━━━━━ Provided records ━━━━━
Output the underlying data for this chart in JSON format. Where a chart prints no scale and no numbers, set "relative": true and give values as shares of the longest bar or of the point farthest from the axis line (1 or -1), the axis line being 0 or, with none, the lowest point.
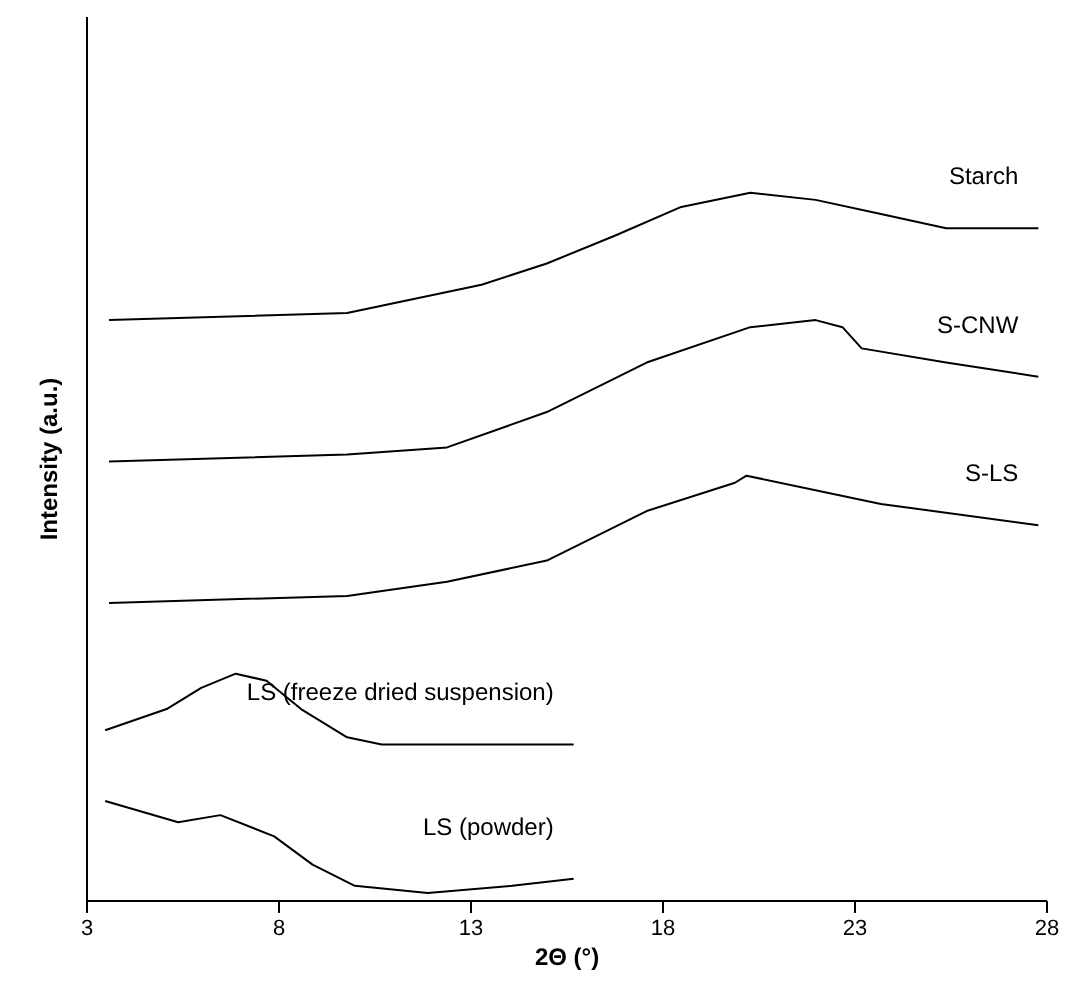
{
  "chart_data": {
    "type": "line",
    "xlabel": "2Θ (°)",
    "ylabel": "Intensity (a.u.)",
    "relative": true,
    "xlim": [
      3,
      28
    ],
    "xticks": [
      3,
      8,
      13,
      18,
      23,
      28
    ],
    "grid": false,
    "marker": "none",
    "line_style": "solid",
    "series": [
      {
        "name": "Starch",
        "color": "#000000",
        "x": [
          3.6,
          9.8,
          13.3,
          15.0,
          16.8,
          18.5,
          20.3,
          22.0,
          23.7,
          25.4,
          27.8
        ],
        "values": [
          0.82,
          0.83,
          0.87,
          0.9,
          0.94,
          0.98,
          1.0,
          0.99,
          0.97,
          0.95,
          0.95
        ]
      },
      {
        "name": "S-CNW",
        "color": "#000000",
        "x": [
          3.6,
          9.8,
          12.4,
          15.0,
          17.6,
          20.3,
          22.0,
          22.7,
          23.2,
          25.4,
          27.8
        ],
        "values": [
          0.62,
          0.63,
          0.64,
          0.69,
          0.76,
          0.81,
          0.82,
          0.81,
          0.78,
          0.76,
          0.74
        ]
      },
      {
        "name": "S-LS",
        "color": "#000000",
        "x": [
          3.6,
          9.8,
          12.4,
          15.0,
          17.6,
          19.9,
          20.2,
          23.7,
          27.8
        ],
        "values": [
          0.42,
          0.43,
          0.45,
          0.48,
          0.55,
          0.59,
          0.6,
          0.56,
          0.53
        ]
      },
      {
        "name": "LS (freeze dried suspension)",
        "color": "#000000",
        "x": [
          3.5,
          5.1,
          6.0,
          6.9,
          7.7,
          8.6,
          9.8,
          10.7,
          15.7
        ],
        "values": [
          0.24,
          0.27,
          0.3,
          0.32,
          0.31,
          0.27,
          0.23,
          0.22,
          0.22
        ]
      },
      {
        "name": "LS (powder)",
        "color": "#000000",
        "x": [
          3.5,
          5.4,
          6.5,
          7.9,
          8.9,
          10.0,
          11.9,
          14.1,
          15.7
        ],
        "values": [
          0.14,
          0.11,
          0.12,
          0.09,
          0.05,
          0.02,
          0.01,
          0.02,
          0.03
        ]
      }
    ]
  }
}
━━━━━
§ Problem description: Give back only a number, the number of lines where the string "name" occurs.

§ Written solution: 5